# Exercise aim
The entries below should be quoted exactly, with no pictures carried over.

-- Start of Exercise materials --

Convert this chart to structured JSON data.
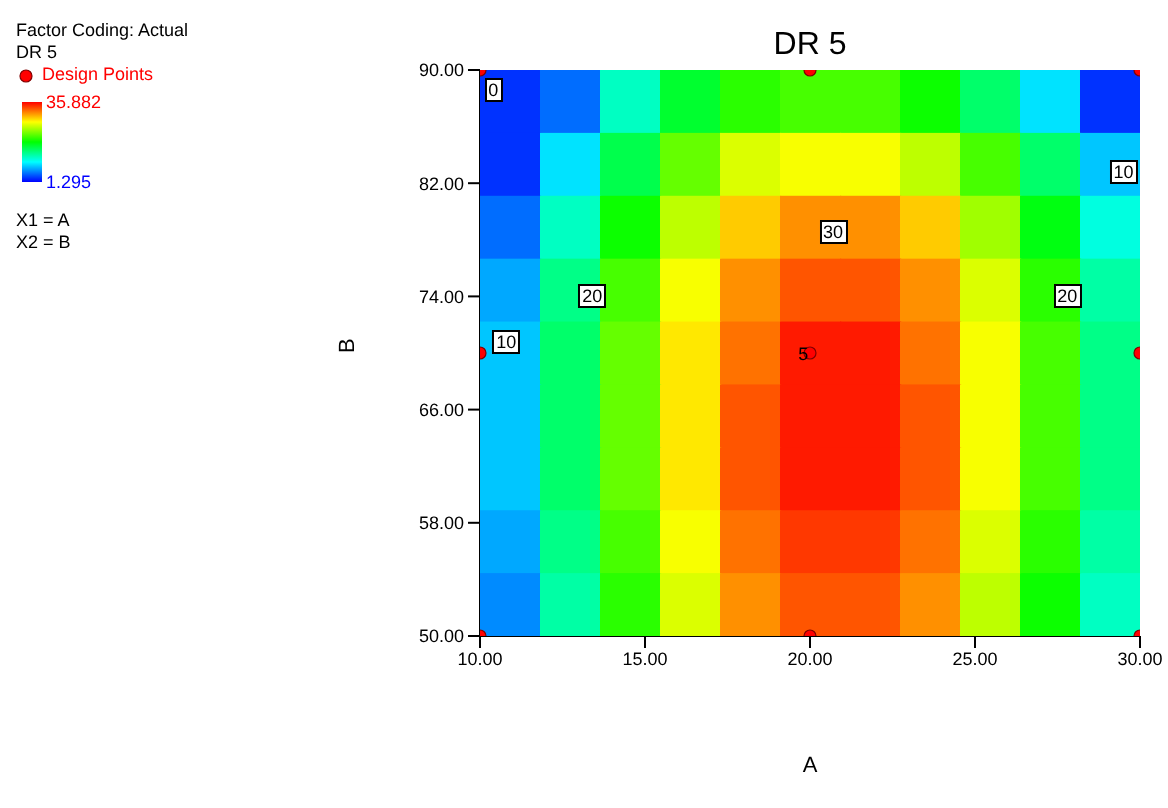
{
  "chart_data": {
    "type": "heatmap",
    "title": "DR 5",
    "xlabel": "A",
    "ylabel": "B",
    "clabel": "DR 5",
    "xlim": [
      10,
      30
    ],
    "ylim": [
      50,
      90
    ],
    "xticks": [
      {
        "value": 10,
        "label": "10.00"
      },
      {
        "value": 15,
        "label": "15.00"
      },
      {
        "value": 20,
        "label": "20.00"
      },
      {
        "value": 25,
        "label": "25.00"
      },
      {
        "value": 30,
        "label": "30.00"
      }
    ],
    "yticks": [
      {
        "value": 50,
        "label": "50.00"
      },
      {
        "value": 58,
        "label": "58.00"
      },
      {
        "value": 66,
        "label": "66.00"
      },
      {
        "value": 74,
        "label": "74.00"
      },
      {
        "value": 82,
        "label": "82.00"
      },
      {
        "value": 90,
        "label": "90.00"
      }
    ],
    "clim": [
      1.295,
      35.882
    ],
    "cticks": [
      {
        "value": 1.295,
        "label": "1.295"
      },
      {
        "value": 35.882,
        "label": "35.882"
      }
    ],
    "cells": [
      [
        3,
        5,
        12,
        17,
        20,
        21,
        21,
        19,
        15,
        9,
        3
      ],
      [
        3,
        9,
        16,
        22,
        26,
        27,
        27,
        25,
        21,
        15,
        8
      ],
      [
        5,
        12,
        19,
        25,
        29,
        31,
        31,
        29,
        24,
        18,
        11
      ],
      [
        7,
        14,
        21,
        27,
        31,
        33,
        33,
        31,
        26,
        20,
        13
      ],
      [
        8,
        15,
        22,
        28,
        32,
        35,
        35,
        32,
        27,
        21,
        14
      ],
      [
        8,
        15,
        22,
        28,
        33,
        35,
        35,
        33,
        27,
        21,
        14
      ],
      [
        8,
        15,
        22,
        28,
        33,
        35,
        35,
        33,
        27,
        21,
        14
      ],
      [
        7,
        14,
        21,
        27,
        32,
        34,
        34,
        32,
        26,
        20,
        13
      ],
      [
        6,
        13,
        20,
        26,
        31,
        33,
        33,
        31,
        25,
        19,
        12
      ]
    ],
    "series": [
      {
        "type": "scatter",
        "name": "Design Points",
        "color": "#ff0000",
        "x": [
          10,
          20,
          30,
          10,
          20,
          30,
          10,
          20,
          30
        ],
        "values": [
          90,
          90,
          90,
          70,
          70,
          70,
          50,
          50,
          50
        ]
      }
    ],
    "marker": "circle",
    "legend": "left",
    "grid": false,
    "annotations": [
      "Factor Coding: Actual",
      "X1 = A",
      "X2 = B",
      "0",
      "10",
      "20",
      "30",
      "20",
      "10",
      "5"
    ]
  }
}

-- End of Exercise materials --

# Final answer
Convert this chart to structured JSON data.
{
  "chart_data": {
    "type": "heatmap",
    "title": "DR 5",
    "xlabel": "A",
    "ylabel": "B",
    "clabel": "DR 5",
    "xlim": [
      10,
      30
    ],
    "ylim": [
      50,
      90
    ],
    "xticks": [
      {
        "value": 10,
        "label": "10.00"
      },
      {
        "value": 15,
        "label": "15.00"
      },
      {
        "value": 20,
        "label": "20.00"
      },
      {
        "value": 25,
        "label": "25.00"
      },
      {
        "value": 30,
        "label": "30.00"
      }
    ],
    "yticks": [
      {
        "value": 50,
        "label": "50.00"
      },
      {
        "value": 58,
        "label": "58.00"
      },
      {
        "value": 66,
        "label": "66.00"
      },
      {
        "value": 74,
        "label": "74.00"
      },
      {
        "value": 82,
        "label": "82.00"
      },
      {
        "value": 90,
        "label": "90.00"
      }
    ],
    "clim": [
      1.295,
      35.882
    ],
    "cticks": [
      {
        "value": 1.295,
        "label": "1.295"
      },
      {
        "value": 35.882,
        "label": "35.882"
      }
    ],
    "cells": [
      [
        3,
        5,
        12,
        17,
        20,
        21,
        21,
        19,
        15,
        9,
        3
      ],
      [
        3,
        9,
        16,
        22,
        26,
        27,
        27,
        25,
        21,
        15,
        8
      ],
      [
        5,
        12,
        19,
        25,
        29,
        31,
        31,
        29,
        24,
        18,
        11
      ],
      [
        7,
        14,
        21,
        27,
        31,
        33,
        33,
        31,
        26,
        20,
        13
      ],
      [
        8,
        15,
        22,
        28,
        32,
        35,
        35,
        32,
        27,
        21,
        14
      ],
      [
        8,
        15,
        22,
        28,
        33,
        35,
        35,
        33,
        27,
        21,
        14
      ],
      [
        8,
        15,
        22,
        28,
        33,
        35,
        35,
        33,
        27,
        21,
        14
      ],
      [
        7,
        14,
        21,
        27,
        32,
        34,
        34,
        32,
        26,
        20,
        13
      ],
      [
        6,
        13,
        20,
        26,
        31,
        33,
        33,
        31,
        25,
        19,
        12
      ]
    ],
    "series": [
      {
        "type": "scatter",
        "name": "Design Points",
        "color": "#ff0000",
        "x": [
          10,
          20,
          30,
          10,
          20,
          30,
          10,
          20,
          30
        ],
        "values": [
          90,
          90,
          90,
          70,
          70,
          70,
          50,
          50,
          50
        ]
      }
    ],
    "marker": "circle",
    "legend": "left",
    "grid": false,
    "annotations": [
      "Factor Coding: Actual",
      "X1 = A",
      "X2 = B",
      "0",
      "10",
      "20",
      "30",
      "20",
      "10",
      "5"
    ]
  }
}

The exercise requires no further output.